MATERIAL TO PROCESS>
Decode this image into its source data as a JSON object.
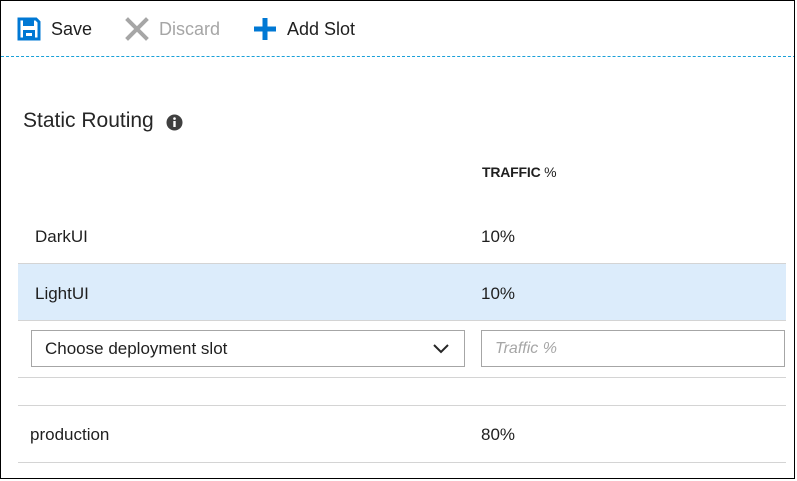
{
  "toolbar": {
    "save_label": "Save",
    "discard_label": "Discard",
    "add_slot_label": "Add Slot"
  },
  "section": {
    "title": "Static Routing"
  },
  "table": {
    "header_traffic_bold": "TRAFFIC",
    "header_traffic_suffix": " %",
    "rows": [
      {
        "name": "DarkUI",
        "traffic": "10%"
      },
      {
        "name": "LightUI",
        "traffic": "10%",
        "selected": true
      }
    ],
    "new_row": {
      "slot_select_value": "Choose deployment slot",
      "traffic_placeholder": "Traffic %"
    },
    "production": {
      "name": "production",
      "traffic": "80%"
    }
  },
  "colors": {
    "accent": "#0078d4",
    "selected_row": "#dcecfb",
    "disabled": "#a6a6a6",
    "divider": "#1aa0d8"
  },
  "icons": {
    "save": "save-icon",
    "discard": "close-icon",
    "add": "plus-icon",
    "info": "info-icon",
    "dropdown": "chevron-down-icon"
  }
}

PROMPT>
All of the records above must be copied exactly, except for the pictures.

COMPLETED TASK>
Decode this image into its source data as a JSON object.
{
  "toolbar": {
    "save_label": "Save",
    "discard_label": "Discard",
    "add_slot_label": "Add Slot"
  },
  "section": {
    "title": "Static Routing"
  },
  "table": {
    "header_traffic_bold": "TRAFFIC",
    "header_traffic_suffix": " %",
    "rows": [
      {
        "name": "DarkUI",
        "traffic": "10%"
      },
      {
        "name": "LightUI",
        "traffic": "10%",
        "selected": true
      }
    ],
    "new_row": {
      "slot_select_value": "Choose deployment slot",
      "traffic_placeholder": "Traffic %"
    },
    "production": {
      "name": "production",
      "traffic": "80%"
    }
  },
  "colors": {
    "accent": "#0078d4",
    "selected_row": "#dcecfb",
    "disabled": "#a6a6a6",
    "divider": "#1aa0d8"
  },
  "icons": {
    "save": "save-icon",
    "discard": "close-icon",
    "add": "plus-icon",
    "info": "info-icon",
    "dropdown": "chevron-down-icon"
  }
}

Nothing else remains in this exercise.